Extracted data entries
-- start --
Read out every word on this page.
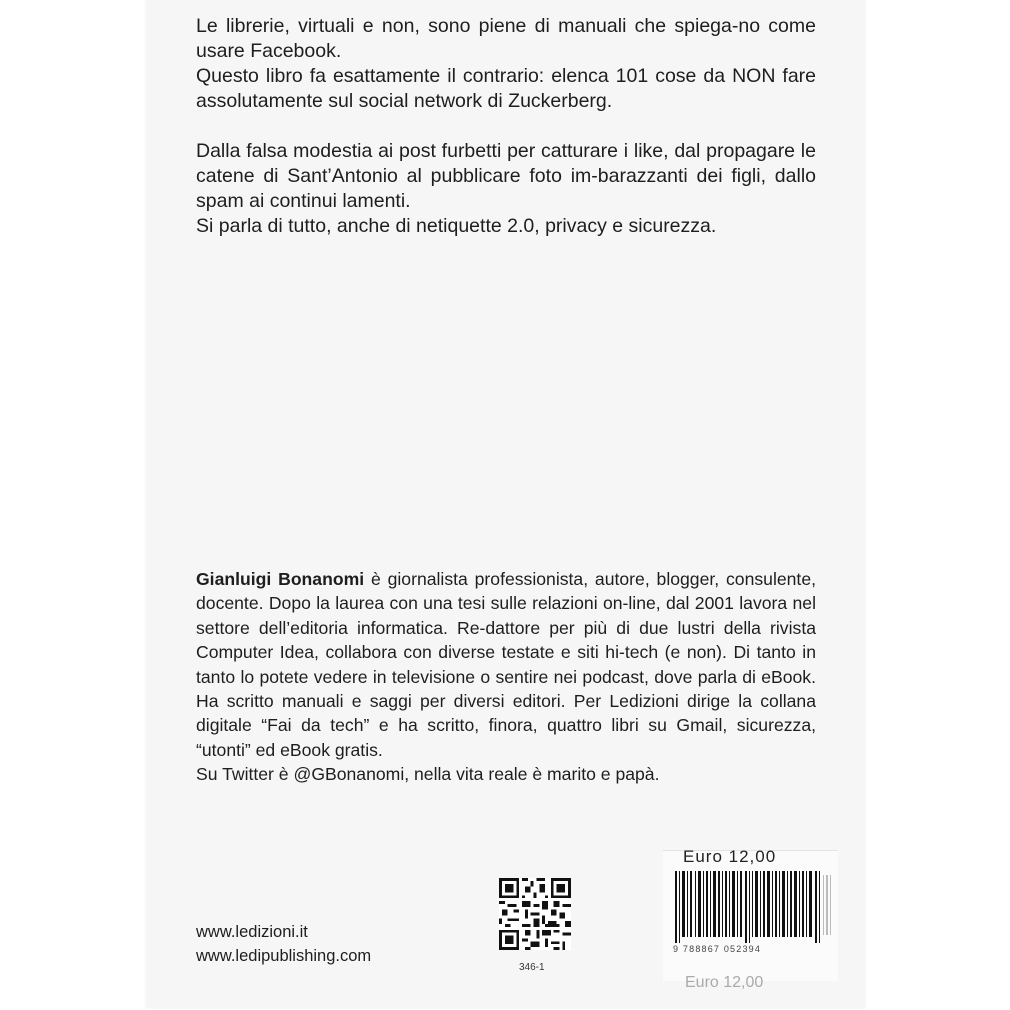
Le librerie, virtuali e non, sono piene di manuali che spiega-no come usare Facebook.

Questo libro fa esattamente il contrario: elenca 101 cose da NON fare assolutamente sul social network di Zuckerberg.

Dalla falsa modestia ai post furbetti per catturare i like, dal propagare le catene di Sant’Antonio al pubblicare foto im-barazzanti dei figli, dallo spam ai continui lamenti.

Si parla di tutto, anche di netiquette 2.0, privacy e sicurezza.

Gianluigi Bonanomi è giornalista professionista, autore, blogger, consulente, docente. Dopo la laurea con una tesi sulle relazioni on-line, dal 2001 lavora nel settore dell’editoria informatica. Re-dattore per più di due lustri della rivista Computer Idea, collabora con diverse testate e siti hi-tech (e non). Di tanto in tanto lo potete vedere in televisione o sentire nei podcast, dove parla di eBook. Ha scritto manuali e saggi per diversi editori. Per Ledizioni dirige la collana digitale “Fai da tech” e ha scritto, finora, quattro libri su Gmail, sicurezza, “utonti” ed eBook gratis.

Su Twitter è @GBonanomi, nella vita reale è marito e papà.

www.ledizioni.it
www.ledipublishing.com
346-1
Euro 12,00
9 788867 052394
Euro 12,00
-- end --
DIRECTIONS FOR THIS TASK: Write out all the records again, exactly, minus any pictures.

FINAL ANSWER:
Read out every word on this page.
Le librerie, virtuali e non, sono piene di manuali che spiega-no come usare Facebook.

Questo libro fa esattamente il contrario: elenca 101 cose da NON fare assolutamente sul social network di Zuckerberg.

Dalla falsa modestia ai post furbetti per catturare i like, dal propagare le catene di Sant’Antonio al pubblicare foto im-barazzanti dei figli, dallo spam ai continui lamenti.

Si parla di tutto, anche di netiquette 2.0, privacy e sicurezza.

Gianluigi Bonanomi è giornalista professionista, autore, blogger, consulente, docente. Dopo la laurea con una tesi sulle relazioni on-line, dal 2001 lavora nel settore dell’editoria informatica. Re-dattore per più di due lustri della rivista Computer Idea, collabora con diverse testate e siti hi-tech (e non). Di tanto in tanto lo potete vedere in televisione o sentire nei podcast, dove parla di eBook. Ha scritto manuali e saggi per diversi editori. Per Ledizioni dirige la collana digitale “Fai da tech” e ha scritto, finora, quattro libri su Gmail, sicurezza, “utonti” ed eBook gratis.

Su Twitter è @GBonanomi, nella vita reale è marito e papà.

www.ledizioni.it
www.ledipublishing.com
346-1
Euro 12,00
9 788867 052394
Euro 12,00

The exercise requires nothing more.